EXERCISE DESCRIPTION - Revise the post about the tune "Positivity," starting at the words "When we played" and stopping after "it could work.", and replace "lyrical" with "expressive".

“Positivity”

This week the Veritas Orchestra (my jazz orchestra that is dedicated to exploring truth, reality and meaning in all dimensions and especially with regard to Christian faith) played twice for the first time. It was amazing to see how much progress we made between the two performances. There is one aspect of the second of those two performances that provides the focus for this post.

I had a septet back in the day that no longer runs for many reasons. I had harboured very high hopes for this group, but they were not ever destined to be realised. And I recognise that God knew that this would happen, and allowed it as part of my journey. There was one tune which I wrote for that band called Positivity – which required the four frontline soloists (alto flute, soprano sax, flugelhorn and female vocal) to enagage in collective (but not free) improvisation over a rolling vamp.

When we played it, the level of listening and positive energy created was wonderful. They were such great musicians, and they had the maturity to wait on each other, respond to each other, thus vibing off each other – and that approach made for a wonderfully rich and opening playing experience. They were all very lyrical improvisers as well, and they brought those gifts of melodic invention to the collective vibe.

So I decided to roll back the years and bring the tune to Veritas, hoping that we could still find a way to achieve that same level of intimacy and awareness and – positivity – with eighteen musicians as opposed to seven. A stern challenge, but Veritas has come such a long way – I thought it could work.

But there is a wind trio that joins us sometimes, and they were due to play with us that night. For some reason I decided that they should be in on this as well. I thought I was going to simply add some new parts, but instead, the whole chart got rewritten.

Well, we got to rehearsal, and the fact was that the horn players did not really get it. The rhythms were tricker for them to assimilate than I had imagined, but despite that, they didn’t really ‘get’ what was going on in the music. Result: the vibe of the tune was more ” A hard night’s work’ than ‘positivity’ – the way it sounded. Worse yet, the ‘easy’ bit – collective soloing over a vamp just showed how unprepared many of them were to listen before playing. So that was pretty ruinous in rehearsal.

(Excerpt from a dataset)
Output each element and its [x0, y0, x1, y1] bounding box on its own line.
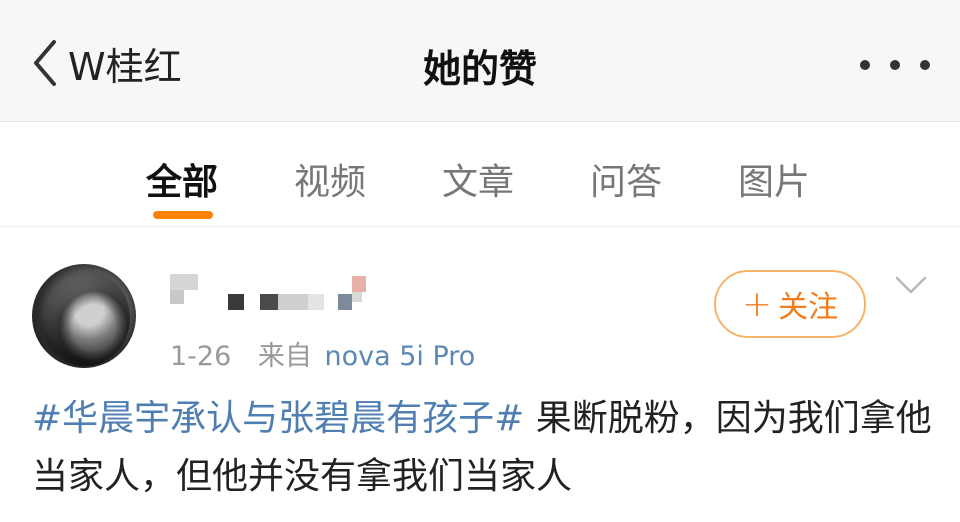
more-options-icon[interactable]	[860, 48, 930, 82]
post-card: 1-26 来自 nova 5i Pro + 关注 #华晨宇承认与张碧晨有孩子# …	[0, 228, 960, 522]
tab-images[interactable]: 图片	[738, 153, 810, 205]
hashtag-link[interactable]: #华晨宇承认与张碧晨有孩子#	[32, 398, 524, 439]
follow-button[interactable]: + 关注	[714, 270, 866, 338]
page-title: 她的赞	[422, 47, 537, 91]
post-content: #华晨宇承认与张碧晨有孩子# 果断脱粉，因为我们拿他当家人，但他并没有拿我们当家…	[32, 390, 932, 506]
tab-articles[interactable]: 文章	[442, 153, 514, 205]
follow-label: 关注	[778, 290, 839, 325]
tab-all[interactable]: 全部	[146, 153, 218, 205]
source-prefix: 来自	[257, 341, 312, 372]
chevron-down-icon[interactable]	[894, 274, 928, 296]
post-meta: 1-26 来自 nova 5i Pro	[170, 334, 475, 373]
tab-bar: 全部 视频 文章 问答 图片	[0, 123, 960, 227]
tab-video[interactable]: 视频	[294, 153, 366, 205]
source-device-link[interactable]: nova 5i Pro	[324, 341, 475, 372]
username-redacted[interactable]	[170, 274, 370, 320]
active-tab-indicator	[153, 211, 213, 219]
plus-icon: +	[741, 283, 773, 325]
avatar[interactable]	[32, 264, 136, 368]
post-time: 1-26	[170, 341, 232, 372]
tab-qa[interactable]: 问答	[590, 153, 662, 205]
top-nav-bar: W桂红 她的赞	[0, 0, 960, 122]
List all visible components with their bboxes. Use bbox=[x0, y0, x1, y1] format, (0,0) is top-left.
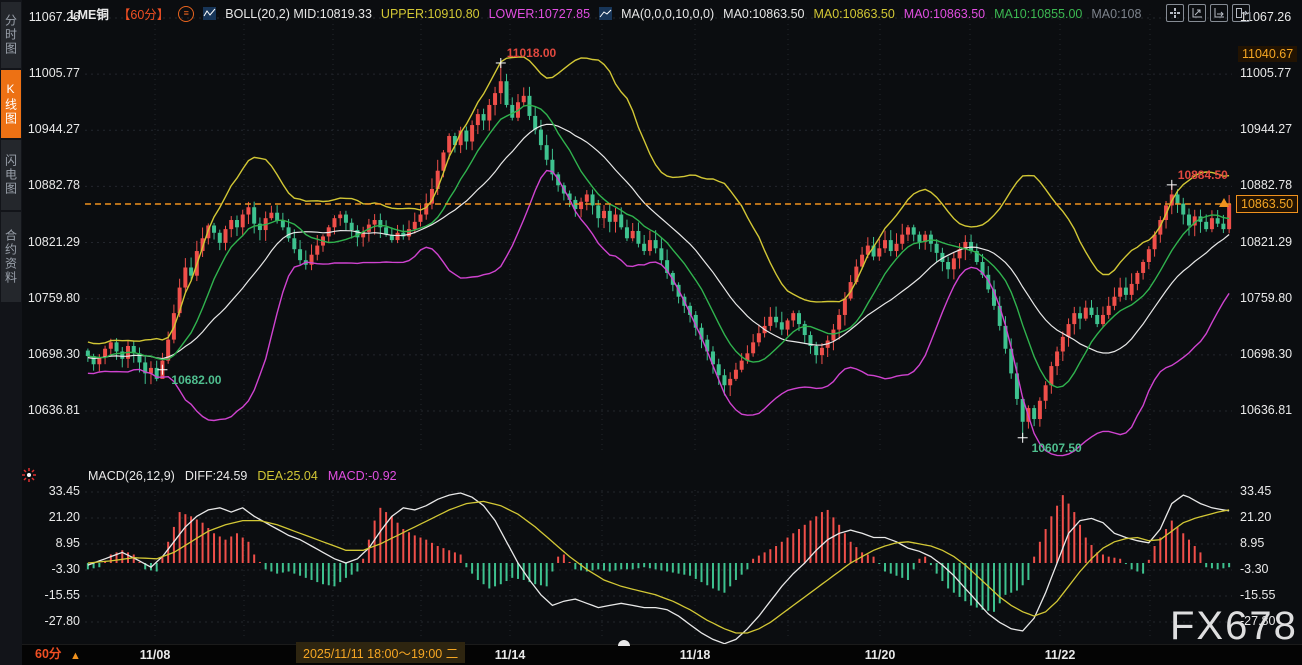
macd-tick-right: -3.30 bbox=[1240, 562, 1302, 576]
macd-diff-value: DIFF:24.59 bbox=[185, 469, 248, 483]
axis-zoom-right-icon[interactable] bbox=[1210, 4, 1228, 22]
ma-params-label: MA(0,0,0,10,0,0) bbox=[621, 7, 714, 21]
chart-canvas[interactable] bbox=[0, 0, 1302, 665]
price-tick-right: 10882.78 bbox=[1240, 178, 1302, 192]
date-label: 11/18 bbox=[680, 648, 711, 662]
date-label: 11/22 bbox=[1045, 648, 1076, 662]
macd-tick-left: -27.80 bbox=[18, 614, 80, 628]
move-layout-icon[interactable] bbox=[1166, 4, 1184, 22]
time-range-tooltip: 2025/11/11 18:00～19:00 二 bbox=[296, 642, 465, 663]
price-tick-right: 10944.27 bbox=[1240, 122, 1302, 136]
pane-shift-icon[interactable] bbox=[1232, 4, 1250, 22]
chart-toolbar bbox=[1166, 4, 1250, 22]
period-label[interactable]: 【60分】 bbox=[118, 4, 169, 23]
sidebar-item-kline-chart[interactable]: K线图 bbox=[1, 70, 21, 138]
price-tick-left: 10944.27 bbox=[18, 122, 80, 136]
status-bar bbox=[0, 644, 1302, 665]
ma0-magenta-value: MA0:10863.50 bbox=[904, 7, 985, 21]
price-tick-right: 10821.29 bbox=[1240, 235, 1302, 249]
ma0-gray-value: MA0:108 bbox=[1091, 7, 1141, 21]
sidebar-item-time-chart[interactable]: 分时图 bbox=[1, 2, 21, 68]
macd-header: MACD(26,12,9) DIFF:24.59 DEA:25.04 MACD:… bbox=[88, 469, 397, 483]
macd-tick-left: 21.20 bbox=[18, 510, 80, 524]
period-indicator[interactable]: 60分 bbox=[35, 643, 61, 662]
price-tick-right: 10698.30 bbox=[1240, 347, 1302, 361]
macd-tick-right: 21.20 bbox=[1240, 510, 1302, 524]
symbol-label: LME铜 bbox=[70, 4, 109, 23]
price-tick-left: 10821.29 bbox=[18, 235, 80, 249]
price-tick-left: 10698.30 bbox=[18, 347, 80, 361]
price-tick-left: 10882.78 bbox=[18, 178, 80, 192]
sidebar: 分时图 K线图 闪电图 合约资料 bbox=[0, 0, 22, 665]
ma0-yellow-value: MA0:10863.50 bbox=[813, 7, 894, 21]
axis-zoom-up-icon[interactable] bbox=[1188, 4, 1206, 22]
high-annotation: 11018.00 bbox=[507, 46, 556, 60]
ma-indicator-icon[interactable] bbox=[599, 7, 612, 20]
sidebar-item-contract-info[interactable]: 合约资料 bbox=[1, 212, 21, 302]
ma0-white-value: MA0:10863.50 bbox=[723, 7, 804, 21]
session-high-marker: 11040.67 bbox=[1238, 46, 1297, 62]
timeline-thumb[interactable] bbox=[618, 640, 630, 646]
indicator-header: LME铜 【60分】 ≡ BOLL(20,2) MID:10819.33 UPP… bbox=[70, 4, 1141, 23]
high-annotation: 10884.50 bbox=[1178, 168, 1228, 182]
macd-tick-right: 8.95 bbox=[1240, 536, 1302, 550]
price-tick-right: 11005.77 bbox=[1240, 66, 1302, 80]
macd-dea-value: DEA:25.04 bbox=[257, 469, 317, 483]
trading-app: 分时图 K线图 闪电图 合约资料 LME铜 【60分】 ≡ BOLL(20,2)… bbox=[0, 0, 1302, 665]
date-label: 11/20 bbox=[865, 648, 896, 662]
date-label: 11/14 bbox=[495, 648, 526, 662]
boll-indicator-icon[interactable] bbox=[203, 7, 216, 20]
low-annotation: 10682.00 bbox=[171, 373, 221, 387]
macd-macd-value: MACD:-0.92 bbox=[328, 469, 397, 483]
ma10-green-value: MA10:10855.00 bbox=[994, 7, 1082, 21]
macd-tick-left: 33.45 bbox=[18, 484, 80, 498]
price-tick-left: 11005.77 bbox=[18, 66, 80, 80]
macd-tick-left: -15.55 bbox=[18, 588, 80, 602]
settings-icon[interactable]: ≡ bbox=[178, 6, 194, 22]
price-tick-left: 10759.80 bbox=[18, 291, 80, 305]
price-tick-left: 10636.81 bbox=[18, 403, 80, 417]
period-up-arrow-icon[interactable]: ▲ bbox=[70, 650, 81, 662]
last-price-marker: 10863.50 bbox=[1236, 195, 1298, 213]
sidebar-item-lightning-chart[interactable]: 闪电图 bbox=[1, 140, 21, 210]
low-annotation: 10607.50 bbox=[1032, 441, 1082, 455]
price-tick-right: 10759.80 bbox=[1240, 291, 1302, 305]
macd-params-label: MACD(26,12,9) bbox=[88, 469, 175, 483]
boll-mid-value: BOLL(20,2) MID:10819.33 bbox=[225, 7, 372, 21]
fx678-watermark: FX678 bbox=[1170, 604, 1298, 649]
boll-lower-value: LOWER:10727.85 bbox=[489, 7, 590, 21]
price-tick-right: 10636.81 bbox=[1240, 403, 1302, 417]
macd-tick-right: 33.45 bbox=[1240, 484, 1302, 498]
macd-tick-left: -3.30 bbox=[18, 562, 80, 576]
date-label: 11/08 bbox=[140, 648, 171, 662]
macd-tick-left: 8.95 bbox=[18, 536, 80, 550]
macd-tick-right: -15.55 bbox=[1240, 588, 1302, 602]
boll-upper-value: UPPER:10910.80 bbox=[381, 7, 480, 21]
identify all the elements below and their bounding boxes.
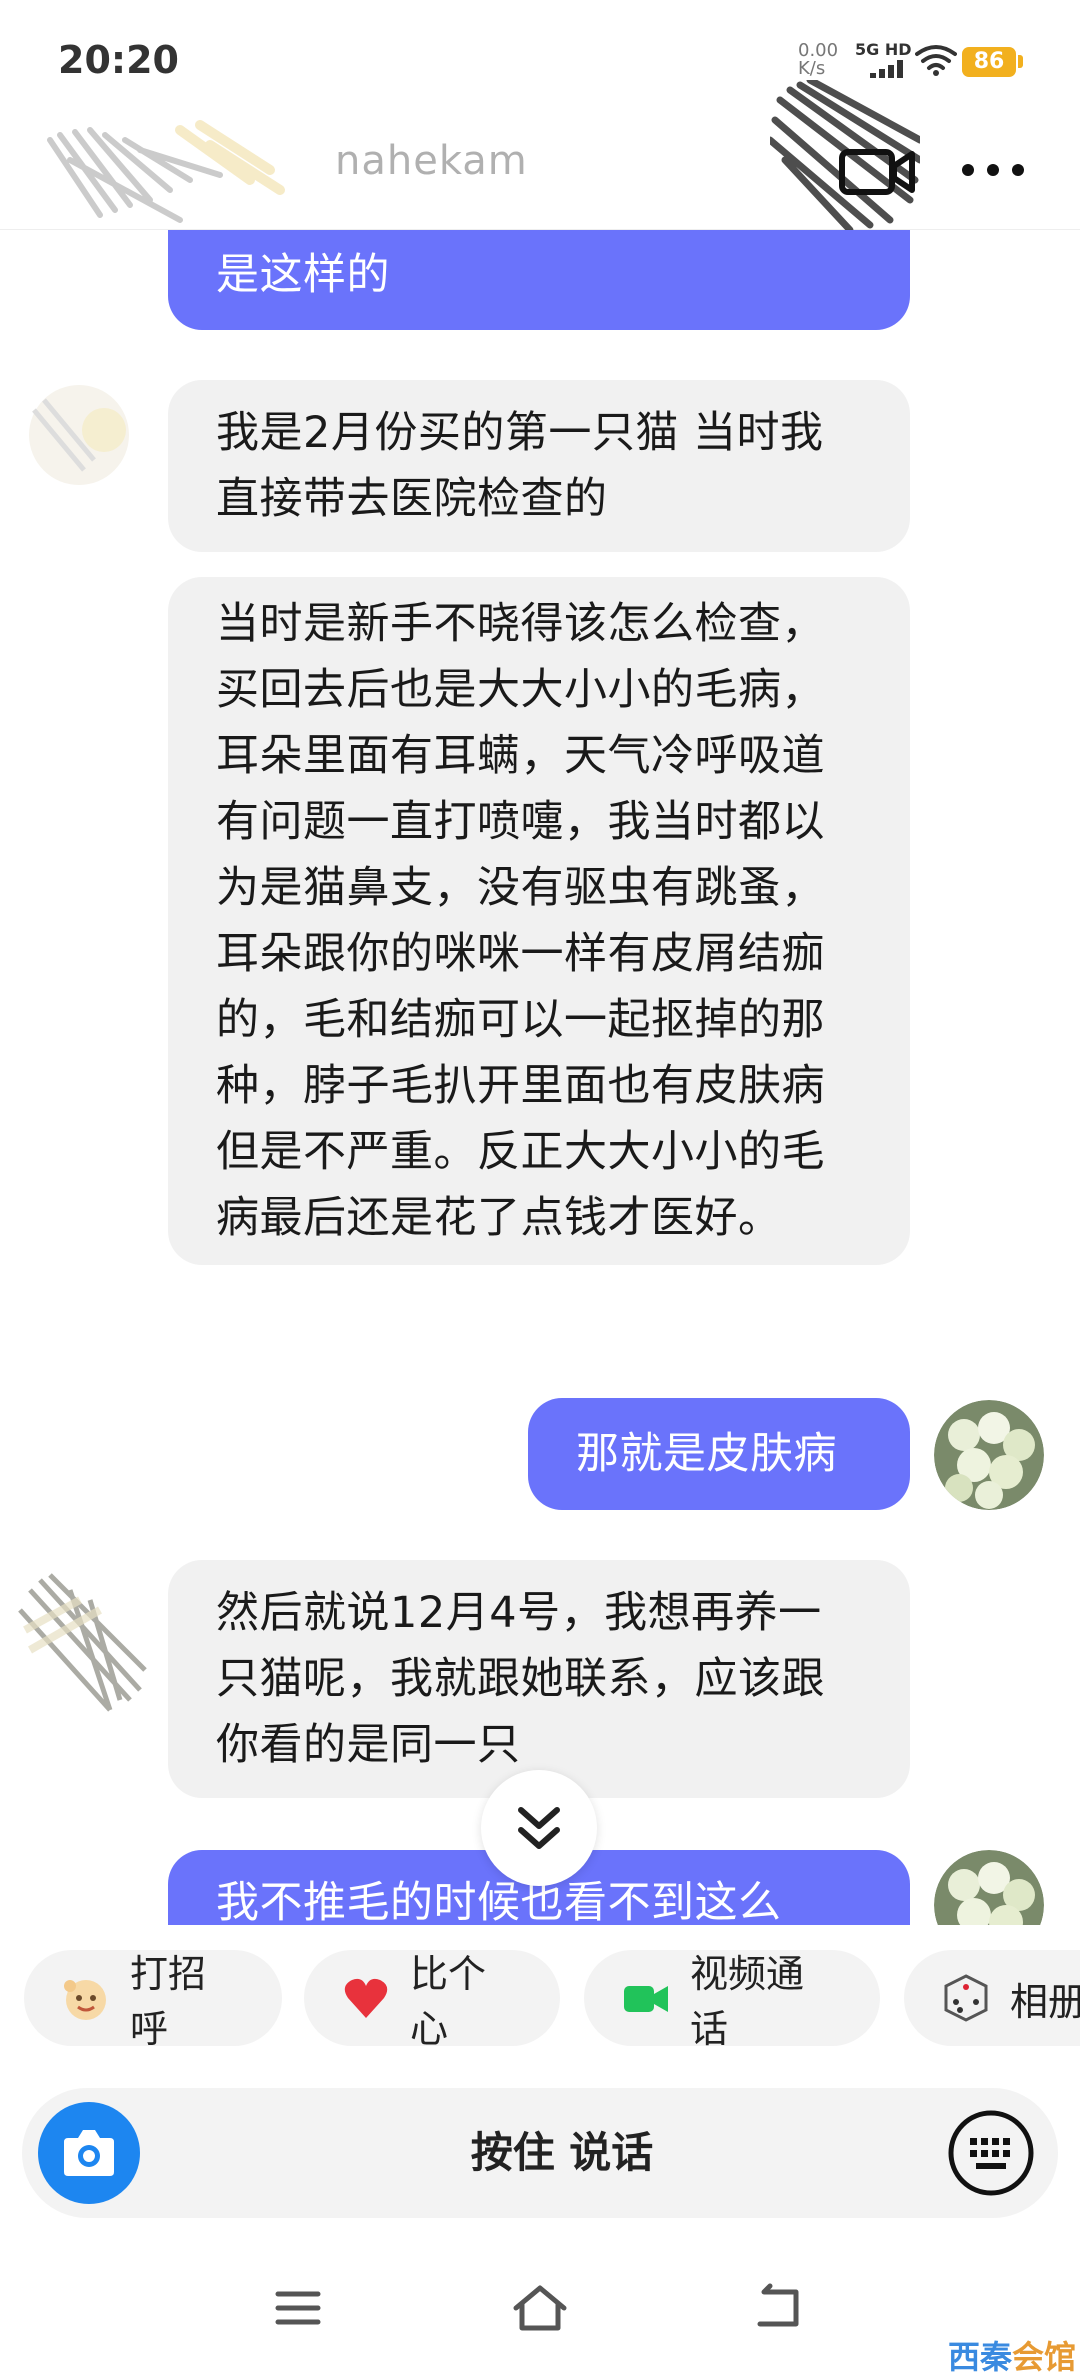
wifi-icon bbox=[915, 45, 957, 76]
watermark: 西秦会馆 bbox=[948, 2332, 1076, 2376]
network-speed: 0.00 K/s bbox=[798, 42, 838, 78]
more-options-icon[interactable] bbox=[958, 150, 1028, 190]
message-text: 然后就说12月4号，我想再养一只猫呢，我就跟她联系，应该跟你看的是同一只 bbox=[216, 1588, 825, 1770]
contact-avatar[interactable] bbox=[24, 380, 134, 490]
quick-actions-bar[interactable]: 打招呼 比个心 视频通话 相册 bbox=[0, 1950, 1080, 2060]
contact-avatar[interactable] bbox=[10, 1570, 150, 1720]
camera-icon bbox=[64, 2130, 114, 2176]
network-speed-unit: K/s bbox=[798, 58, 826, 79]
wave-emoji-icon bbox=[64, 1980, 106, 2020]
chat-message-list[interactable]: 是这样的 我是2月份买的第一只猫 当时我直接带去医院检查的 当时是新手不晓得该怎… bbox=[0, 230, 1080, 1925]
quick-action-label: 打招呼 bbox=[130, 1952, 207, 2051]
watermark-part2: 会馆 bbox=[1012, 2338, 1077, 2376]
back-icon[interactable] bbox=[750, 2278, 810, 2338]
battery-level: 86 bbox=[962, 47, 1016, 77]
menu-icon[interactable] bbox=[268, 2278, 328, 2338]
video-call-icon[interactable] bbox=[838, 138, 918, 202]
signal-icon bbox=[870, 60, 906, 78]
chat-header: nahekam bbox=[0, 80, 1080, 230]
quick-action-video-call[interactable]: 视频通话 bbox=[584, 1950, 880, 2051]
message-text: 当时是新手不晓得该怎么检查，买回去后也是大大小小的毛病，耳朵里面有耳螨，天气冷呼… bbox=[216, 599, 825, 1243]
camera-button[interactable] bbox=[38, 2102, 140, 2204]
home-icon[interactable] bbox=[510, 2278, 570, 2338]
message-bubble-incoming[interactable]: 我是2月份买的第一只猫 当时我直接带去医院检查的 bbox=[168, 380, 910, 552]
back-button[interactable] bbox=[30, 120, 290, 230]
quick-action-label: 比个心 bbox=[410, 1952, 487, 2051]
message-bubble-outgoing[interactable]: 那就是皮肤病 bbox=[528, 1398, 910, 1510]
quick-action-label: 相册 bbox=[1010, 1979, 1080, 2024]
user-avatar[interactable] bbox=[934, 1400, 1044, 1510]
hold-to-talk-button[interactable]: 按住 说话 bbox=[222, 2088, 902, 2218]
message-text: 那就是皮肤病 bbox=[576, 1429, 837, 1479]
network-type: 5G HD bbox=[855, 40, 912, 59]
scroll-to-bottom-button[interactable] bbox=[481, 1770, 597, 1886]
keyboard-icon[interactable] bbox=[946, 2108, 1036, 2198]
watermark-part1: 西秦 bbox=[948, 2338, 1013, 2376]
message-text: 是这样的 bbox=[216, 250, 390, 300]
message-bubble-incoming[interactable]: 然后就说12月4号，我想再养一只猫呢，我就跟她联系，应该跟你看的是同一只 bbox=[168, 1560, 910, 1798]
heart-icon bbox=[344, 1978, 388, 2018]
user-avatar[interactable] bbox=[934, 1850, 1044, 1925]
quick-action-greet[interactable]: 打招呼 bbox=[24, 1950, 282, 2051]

RESULT FOR THIS TASK -
When we played it, the level of listening and positive energy created was wonderful. They were such great musicians, and they had the maturity to wait on each other, respond to each other, thus vibing off each other – and that approach made for a wonderfully rich and opening playing experience. They were all very expressive improvisers as well, and they brought those gifts of melodic invention to the collective vibe.

So I decided to roll back the years and bring the tune to Veritas, hoping that we could still find a way to achieve that same level of intimacy and awareness and – positivity – with eighteen musicians as opposed to seven. A stern challenge, but Veritas has come such a long way – I thought it could work.